____ 所给文字
本公开提供一种基于电容耦合的SRAM存算一体芯片,包括:输入模块、按位乘法模块、电容衰减模块以及输出模块,通过输入模块接收输入数据;通过按位乘法模块实现输入数据与存储数据的乘法运算,得到乘法运算结果;并采用电容衰减模块,以层次化电容衰减器结构乘法运算结果的按层累加,不仅结构更加简单,而且计算时间更短,可以快速得到数字累加结果,提高乘法累加运算的能量效率以及计算吞吐。

Description

基于电容耦合的SRAM存算一体芯片
相关申请的交叉引用
本申请要求于2022年04月27日提交的申请号为202210457425X,发明名称为“基于电容耦合的SRAM存算一体芯片”的中国专利申请的优先权,其通过引用方式全部并入本文。
技术领域
本公开涉及集成电路设计技术领域,尤其涉及一种基于电容耦合的SRAM存算一体芯片。
背景技术
存内计算(Compute-In-Memory,CIM)技术,是指把传统以计算为中心的架构转变为以数据为中心的架构,其直接利用存储器进行数据处理,从而把数据存储与计算融合在同一个芯片当中,即构成存算一体芯片,可以彻底消除冯诺依曼计算架构瓶颈,降低数据传输造成的额外功耗和性能损失。静态随机存取存储器(Static Random Access Memory,SRAM)因其高速、低功耗和高鲁棒性的特点,可被广泛用于构造存算一体芯片。
________
*题目要求 1:* 把下面这些行从第一行起，一直到含有“signal-dot [113, 437, 132, 456]”的那一行，原样打出来，头尾两行都要。
上面这段文字和下面这些行是各自独立的两份材料。
____ 所给数据
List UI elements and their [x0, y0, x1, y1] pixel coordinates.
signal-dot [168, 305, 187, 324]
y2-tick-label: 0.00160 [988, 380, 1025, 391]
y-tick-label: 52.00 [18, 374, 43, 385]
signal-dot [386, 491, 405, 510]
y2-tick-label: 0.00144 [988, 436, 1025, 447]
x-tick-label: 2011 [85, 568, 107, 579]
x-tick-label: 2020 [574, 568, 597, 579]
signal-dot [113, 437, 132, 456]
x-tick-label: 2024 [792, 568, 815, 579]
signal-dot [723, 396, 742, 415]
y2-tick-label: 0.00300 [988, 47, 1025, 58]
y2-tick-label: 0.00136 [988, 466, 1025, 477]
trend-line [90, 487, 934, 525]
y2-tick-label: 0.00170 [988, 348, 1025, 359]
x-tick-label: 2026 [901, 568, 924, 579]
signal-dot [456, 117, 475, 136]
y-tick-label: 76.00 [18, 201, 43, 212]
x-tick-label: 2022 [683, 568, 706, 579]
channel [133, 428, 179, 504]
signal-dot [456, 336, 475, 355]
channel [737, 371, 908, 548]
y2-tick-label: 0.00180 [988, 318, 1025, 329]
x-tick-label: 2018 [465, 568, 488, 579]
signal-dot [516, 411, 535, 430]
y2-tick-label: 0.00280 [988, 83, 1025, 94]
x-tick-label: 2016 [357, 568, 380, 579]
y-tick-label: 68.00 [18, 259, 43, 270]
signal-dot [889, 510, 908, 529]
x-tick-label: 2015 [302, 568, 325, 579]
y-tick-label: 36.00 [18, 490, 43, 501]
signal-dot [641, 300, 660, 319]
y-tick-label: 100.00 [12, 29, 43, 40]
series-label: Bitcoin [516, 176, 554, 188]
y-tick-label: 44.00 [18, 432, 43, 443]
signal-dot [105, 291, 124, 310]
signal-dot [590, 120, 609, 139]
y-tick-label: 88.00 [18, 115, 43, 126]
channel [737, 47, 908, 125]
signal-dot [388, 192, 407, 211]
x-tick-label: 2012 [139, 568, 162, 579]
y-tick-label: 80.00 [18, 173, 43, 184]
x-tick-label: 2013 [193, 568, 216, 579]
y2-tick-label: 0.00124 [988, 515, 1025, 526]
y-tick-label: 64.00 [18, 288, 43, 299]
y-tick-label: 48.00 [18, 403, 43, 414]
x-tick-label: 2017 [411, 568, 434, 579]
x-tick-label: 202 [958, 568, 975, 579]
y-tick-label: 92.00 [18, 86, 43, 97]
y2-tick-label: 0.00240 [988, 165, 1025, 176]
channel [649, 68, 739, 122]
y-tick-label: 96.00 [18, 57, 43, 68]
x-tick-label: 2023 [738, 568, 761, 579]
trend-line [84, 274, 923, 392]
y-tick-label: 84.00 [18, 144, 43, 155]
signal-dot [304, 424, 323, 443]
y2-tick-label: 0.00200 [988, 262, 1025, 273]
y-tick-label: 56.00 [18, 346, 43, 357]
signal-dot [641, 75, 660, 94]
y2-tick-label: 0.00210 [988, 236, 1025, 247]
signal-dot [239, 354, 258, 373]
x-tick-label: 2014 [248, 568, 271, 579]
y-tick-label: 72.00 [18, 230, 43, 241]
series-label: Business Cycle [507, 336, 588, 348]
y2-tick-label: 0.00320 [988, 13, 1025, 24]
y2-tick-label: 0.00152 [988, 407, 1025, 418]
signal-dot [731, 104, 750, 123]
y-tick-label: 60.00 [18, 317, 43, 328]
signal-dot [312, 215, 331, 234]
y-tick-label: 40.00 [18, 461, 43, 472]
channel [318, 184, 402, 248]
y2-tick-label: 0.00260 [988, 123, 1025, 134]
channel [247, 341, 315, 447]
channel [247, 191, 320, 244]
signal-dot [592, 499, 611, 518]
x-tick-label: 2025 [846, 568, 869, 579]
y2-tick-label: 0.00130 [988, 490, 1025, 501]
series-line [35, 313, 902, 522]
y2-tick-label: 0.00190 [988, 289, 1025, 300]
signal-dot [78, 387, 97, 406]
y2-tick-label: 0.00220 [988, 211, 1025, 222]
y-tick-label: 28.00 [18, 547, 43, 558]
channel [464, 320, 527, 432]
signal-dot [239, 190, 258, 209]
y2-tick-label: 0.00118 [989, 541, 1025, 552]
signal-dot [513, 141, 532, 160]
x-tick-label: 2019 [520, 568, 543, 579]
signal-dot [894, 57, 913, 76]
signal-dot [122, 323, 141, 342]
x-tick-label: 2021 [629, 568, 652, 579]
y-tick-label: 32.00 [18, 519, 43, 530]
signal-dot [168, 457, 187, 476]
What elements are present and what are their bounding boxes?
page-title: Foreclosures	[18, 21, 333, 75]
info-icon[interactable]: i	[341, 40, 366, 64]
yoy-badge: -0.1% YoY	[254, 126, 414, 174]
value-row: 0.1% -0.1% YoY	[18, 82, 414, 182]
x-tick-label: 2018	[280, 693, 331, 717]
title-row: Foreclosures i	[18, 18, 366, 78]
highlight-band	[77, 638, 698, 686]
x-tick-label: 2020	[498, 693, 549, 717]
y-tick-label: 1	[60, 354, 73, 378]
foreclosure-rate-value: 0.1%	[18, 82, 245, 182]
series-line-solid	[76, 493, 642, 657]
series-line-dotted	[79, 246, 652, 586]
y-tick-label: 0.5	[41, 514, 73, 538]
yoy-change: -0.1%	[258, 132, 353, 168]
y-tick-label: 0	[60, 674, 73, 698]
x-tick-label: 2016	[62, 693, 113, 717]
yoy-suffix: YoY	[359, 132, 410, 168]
________
*题目要求 2:* 上面讲基于电容耦合的SRAM存算一体芯片的那段文字停在哪儿，就从哪儿接着往下写。

*答案 1:*
List UI elements and their [x0, y0, x1, y1] pixel coordinates.
signal-dot [168, 305, 187, 324]
y2-tick-label: 0.00160 [988, 380, 1025, 391]
y-tick-label: 52.00 [18, 374, 43, 385]
signal-dot [386, 491, 405, 510]
y2-tick-label: 0.00144 [988, 436, 1025, 447]
x-tick-label: 2011 [85, 568, 107, 579]
x-tick-label: 2020 [574, 568, 597, 579]
signal-dot [113, 437, 132, 456]

*答案 2:*
目前,存算一体芯片可以作为神经网络模型的乘法累加运算的硬件化实现,但是现有的存算一体芯片,为了实现多比特的数据累加,通常采用基于电荷的CIM结构,在模拟域使用开关阵列和额外的控制信号实现电荷共享电路,共享控制复杂,延时大,对存算一体芯片的计算性能产生极大影响。
发明内容
本公开提供一种基于电容耦合的SRAM存算一体芯片,用以解决现有技术中存在的缺陷。
本公开提供一种基于电容耦合的SRAM存算一体芯片,包括:输入模块、按位乘法模块、电容衰减模块以及输出模块,所述输入模块、所述按位乘法模块、所述电容衰减模块以及所述输出模块依次连接;
所述输入模块用于接收输入数据;
所述按位乘法模块包括多个位乘法单元,每个所述位乘法单元均用于基于电容耦合原理,将所述输入数据与按位存储的存储数据的一位数据进行乘法运算,得到所述存储数据的一位数据对应的乘法运算结果;
所述电容衰减模块包括两层电容衰减器阵列,第一层电容衰减器阵列中的每个第一类电容衰减器分别连接于相邻两个位乘法单元之间,第二层电容衰减器阵列中的每个第二类电容衰减器分别连接于相邻两个第一类电容衰减器之间;所述电容衰减模块用于将所述存储数据的各位数据对应的乘法运算结果进行按层累加,得到多比特数据模拟累加结果;
所述输出模块用于确定并输出所述多比特数据模拟累加结果对应的数字累加结果。
根据本公开提供的一种基于电容耦合的SRAM存算一体芯片,所述输入模块包括输入稀疏感知模块以及输入稀疏比较模块,所述输入稀疏感知模块与所述按位乘法模块连接;
所述输出模块包括Flash模数转换模块,所述输入稀疏感知模块、所述输入稀疏比较模块以及所述Flash模数转换模块依次连接;
所述输入稀疏感知模块用于将所述输入数据转换为模拟电压;
所述输入稀疏比较模块用于将所述模拟电压与第一参考电压进行比较,得到第一比较结果;
所述Flash模数转换模块用于基于所述第一比较结果,将所述多比特数据模拟累加结果与第二参考电压进行比较,得到第二比较结果,并将所述第二比较结果作为所述数字累加结果。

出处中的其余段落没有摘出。